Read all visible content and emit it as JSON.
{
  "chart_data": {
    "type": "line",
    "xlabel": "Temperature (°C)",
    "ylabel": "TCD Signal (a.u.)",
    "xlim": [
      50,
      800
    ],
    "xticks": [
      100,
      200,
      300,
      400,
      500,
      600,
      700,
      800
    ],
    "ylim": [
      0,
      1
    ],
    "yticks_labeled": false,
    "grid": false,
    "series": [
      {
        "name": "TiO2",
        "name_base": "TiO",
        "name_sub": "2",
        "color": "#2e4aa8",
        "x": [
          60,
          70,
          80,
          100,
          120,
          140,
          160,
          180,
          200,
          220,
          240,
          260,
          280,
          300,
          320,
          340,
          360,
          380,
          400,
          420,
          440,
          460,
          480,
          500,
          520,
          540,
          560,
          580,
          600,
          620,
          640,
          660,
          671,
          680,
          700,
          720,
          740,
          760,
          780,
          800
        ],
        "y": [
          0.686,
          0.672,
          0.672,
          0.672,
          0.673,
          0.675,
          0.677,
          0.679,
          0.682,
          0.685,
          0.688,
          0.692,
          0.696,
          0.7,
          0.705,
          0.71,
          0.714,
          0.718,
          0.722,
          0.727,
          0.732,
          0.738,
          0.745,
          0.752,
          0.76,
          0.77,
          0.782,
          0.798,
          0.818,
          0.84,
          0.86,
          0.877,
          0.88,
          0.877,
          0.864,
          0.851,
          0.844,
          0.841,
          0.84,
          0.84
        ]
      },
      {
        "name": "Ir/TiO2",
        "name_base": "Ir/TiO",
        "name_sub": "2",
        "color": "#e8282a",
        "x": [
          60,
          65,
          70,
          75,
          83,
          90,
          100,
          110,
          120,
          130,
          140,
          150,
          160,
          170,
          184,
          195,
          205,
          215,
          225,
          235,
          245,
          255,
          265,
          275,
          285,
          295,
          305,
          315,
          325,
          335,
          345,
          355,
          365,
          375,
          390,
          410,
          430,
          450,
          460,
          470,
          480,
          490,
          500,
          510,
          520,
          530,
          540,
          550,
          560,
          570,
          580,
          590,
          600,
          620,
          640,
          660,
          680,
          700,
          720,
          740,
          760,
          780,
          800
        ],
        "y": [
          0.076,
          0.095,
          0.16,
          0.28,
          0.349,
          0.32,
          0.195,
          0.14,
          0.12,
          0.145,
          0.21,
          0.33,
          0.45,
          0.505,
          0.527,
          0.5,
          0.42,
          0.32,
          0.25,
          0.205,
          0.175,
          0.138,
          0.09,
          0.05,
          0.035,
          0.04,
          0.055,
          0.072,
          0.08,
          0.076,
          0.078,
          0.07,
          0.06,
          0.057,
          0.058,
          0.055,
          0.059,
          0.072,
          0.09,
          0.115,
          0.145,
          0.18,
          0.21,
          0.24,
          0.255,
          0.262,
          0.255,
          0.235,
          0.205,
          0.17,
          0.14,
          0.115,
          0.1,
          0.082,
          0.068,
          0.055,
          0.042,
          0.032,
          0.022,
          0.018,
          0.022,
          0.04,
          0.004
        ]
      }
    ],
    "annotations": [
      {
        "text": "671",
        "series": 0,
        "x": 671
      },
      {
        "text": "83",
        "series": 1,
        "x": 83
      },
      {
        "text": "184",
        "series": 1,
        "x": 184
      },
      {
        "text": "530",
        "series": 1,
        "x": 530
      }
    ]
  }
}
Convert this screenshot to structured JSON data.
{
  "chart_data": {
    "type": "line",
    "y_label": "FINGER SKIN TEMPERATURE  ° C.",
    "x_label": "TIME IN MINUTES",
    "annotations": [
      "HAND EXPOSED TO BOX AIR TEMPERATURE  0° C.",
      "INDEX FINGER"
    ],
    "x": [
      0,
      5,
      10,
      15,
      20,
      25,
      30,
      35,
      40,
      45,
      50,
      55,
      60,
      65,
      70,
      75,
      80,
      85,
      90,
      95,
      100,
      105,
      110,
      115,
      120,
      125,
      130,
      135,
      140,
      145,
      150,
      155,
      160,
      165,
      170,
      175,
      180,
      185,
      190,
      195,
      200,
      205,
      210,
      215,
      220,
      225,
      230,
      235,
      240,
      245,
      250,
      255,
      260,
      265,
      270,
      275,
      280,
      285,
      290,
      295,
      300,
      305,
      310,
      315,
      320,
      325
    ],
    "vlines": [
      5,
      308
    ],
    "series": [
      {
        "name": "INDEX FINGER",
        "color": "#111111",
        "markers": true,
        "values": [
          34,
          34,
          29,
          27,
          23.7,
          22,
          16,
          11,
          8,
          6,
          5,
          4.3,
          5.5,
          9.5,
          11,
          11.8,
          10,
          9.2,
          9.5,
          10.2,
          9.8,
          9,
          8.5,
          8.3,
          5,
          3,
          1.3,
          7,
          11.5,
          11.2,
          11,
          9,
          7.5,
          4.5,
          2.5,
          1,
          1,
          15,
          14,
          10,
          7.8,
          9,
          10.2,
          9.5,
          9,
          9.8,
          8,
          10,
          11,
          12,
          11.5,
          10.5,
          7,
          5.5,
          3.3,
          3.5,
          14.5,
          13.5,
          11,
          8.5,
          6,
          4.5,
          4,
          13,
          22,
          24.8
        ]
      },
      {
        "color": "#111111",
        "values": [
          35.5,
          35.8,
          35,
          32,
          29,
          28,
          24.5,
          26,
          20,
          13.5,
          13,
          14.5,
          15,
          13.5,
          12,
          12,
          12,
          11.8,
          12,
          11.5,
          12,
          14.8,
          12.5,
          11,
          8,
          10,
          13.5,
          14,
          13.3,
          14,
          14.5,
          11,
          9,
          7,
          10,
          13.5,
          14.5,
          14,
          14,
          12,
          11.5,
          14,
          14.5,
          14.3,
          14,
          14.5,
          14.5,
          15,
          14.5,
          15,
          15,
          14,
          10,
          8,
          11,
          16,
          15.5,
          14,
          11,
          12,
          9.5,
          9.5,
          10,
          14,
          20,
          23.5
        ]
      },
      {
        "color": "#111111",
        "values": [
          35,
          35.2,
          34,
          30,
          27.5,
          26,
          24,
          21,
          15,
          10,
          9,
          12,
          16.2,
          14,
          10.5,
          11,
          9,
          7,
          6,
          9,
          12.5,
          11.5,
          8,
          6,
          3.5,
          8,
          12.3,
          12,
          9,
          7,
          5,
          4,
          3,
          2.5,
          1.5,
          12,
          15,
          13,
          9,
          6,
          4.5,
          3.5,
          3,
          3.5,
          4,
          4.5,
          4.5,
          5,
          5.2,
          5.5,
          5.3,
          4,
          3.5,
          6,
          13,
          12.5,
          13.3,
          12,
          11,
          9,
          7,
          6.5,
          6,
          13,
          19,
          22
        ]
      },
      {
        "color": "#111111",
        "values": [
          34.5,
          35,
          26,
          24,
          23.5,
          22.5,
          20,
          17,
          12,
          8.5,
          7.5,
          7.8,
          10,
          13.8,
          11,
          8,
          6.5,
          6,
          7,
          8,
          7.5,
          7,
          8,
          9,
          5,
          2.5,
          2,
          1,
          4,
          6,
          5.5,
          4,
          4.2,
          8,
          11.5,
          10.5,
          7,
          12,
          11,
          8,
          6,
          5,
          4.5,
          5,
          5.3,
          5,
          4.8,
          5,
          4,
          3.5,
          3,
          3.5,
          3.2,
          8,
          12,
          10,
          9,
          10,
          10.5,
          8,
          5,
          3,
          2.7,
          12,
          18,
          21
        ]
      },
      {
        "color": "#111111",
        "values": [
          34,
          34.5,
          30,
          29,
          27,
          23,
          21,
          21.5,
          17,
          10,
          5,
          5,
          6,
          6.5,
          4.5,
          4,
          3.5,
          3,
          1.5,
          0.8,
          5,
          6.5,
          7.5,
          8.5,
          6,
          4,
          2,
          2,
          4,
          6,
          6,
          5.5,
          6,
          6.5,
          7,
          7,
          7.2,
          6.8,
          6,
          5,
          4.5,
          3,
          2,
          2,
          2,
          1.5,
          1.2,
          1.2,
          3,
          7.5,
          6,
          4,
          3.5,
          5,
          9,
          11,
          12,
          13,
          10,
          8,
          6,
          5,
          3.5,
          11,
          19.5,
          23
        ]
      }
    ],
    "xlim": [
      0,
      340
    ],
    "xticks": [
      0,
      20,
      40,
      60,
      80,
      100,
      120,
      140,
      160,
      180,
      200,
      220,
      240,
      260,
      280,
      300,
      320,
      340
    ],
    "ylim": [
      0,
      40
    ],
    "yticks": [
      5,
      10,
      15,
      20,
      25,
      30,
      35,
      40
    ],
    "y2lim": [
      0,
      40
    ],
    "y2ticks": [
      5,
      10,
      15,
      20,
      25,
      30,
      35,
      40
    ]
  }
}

_Aim of the task_
How many lines in these entries hold the string "FINGER"? Answer with the number alone.

_Task answer_
3